Look through the data below. Collect every line where the word "turned" occurs.

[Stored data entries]
╔══
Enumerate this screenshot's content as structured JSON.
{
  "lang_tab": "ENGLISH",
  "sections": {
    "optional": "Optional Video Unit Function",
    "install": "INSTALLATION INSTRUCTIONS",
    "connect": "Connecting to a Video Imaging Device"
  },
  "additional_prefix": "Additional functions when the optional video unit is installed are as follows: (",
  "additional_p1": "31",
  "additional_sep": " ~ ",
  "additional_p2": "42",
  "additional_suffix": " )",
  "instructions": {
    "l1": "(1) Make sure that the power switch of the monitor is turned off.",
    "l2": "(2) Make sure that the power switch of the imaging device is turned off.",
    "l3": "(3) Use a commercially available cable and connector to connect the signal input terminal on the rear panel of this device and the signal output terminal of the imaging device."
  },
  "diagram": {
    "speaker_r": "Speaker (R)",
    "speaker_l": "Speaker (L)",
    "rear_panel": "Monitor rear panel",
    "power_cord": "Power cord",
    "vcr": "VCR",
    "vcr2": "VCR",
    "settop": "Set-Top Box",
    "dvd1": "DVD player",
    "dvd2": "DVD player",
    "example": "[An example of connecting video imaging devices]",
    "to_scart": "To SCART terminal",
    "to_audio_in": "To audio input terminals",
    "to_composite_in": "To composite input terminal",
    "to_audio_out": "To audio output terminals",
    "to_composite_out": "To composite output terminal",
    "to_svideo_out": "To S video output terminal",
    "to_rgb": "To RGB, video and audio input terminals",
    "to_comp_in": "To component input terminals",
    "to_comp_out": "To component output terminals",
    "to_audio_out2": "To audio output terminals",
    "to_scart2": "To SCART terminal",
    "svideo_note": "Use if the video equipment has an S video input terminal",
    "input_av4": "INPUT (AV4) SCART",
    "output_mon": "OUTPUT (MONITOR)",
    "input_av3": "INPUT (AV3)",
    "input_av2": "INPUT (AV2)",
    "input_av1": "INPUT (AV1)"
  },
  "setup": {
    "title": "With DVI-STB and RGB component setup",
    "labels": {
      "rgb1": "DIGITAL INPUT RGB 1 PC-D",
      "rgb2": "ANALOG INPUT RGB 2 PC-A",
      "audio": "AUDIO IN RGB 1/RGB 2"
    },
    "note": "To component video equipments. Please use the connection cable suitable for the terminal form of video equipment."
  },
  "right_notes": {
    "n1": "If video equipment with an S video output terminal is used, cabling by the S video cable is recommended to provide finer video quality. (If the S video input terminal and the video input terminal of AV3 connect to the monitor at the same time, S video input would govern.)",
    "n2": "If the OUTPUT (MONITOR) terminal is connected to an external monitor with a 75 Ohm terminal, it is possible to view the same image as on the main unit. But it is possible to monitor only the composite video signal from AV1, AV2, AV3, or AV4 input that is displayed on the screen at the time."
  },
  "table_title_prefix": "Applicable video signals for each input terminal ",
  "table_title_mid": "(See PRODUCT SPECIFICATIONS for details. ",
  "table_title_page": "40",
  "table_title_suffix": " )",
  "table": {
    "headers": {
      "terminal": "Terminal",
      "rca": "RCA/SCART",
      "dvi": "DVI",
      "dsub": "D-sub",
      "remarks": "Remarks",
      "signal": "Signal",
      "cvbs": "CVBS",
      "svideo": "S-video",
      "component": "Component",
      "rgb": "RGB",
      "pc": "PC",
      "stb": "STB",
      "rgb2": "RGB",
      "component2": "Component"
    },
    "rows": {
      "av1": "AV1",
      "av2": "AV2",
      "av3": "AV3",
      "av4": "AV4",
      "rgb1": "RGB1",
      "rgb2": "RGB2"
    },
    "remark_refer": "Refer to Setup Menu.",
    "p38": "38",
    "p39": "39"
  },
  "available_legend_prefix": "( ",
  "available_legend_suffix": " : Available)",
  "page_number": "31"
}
╚══
_Full solution:_
    "l1": "(1) Make sure that the power switch of the monitor is turned off.",
    "l2": "(2) Make sure that the power switch of the imaging device is turned off.",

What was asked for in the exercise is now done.